MATERIAL FOR THIS EXERCISE —
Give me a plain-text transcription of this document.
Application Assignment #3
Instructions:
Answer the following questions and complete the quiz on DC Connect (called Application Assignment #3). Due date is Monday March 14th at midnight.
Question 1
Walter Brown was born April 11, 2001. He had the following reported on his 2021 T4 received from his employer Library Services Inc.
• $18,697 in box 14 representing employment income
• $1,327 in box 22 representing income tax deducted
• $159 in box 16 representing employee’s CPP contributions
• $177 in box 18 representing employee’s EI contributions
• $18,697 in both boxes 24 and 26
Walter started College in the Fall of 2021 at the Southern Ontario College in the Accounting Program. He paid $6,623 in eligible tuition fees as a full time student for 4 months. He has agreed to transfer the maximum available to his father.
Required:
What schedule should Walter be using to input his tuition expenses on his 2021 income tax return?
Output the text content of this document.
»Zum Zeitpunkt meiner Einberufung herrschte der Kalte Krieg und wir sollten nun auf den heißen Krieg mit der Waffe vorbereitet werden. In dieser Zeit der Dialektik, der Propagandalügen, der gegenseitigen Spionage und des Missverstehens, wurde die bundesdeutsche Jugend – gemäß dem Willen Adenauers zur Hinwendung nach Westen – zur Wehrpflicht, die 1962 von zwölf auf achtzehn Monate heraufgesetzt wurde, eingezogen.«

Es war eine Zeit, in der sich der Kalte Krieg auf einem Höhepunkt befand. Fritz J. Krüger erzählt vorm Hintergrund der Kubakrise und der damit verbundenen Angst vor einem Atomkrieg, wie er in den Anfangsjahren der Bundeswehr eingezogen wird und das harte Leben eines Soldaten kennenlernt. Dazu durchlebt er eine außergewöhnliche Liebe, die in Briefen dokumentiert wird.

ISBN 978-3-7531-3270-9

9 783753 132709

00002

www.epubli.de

OBJECTIVE — All of the material must be reproduced exactly.

ANSWER FOR THIS EXERCISE —
Give me a plain-text transcription of this document.
Application Assignment #3
Instructions:
Answer the following questions and complete the quiz on DC Connect (called Application Assignment #3). Due date is Monday March 14th at midnight.
Question 1
Walter Brown was born April 11, 2001. He had the following reported on his 2021 T4 received from his employer Library Services Inc.
• $18,697 in box 14 representing employment income
• $1,327 in box 22 representing income tax deducted
• $159 in box 16 representing employee’s CPP contributions
• $177 in box 18 representing employee’s EI contributions
• $18,697 in both boxes 24 and 26
Walter started College in the Fall of 2021 at the Southern Ontario College in the Accounting Program. He paid $6,623 in eligible tuition fees as a full time student for 4 months. He has agreed to transfer the maximum available to his father.
Required:
What schedule should Walter be using to input his tuition expenses on his 2021 income tax return?
Output the text content of this document.
»Zum Zeitpunkt meiner Einberufung herrschte der Kalte Krieg und wir sollten nun auf den heißen Krieg mit der Waffe vorbereitet werden. In dieser Zeit der Dialektik, der Propagandalügen, der gegenseitigen Spionage und des Missverstehens, wurde die bundesdeutsche Jugend – gemäß dem Willen Adenauers zur Hinwendung nach Westen – zur Wehrpflicht, die 1962 von zwölf auf achtzehn Monate heraufgesetzt wurde, eingezogen.«

Es war eine Zeit, in der sich der Kalte Krieg auf einem Höhepunkt befand. Fritz J. Krüger erzählt vorm Hintergrund der Kubakrise und der damit verbundenen Angst vor einem Atomkrieg, wie er in den Anfangsjahren der Bundeswehr eingezogen wird und das harte Leben eines Soldaten kennenlernt. Dazu durchlebt er eine außergewöhnliche Liebe, die in Briefen dokumentiert wird.

ISBN 978-3-7531-3270-9

9 783753 132709

00002

www.epubli.de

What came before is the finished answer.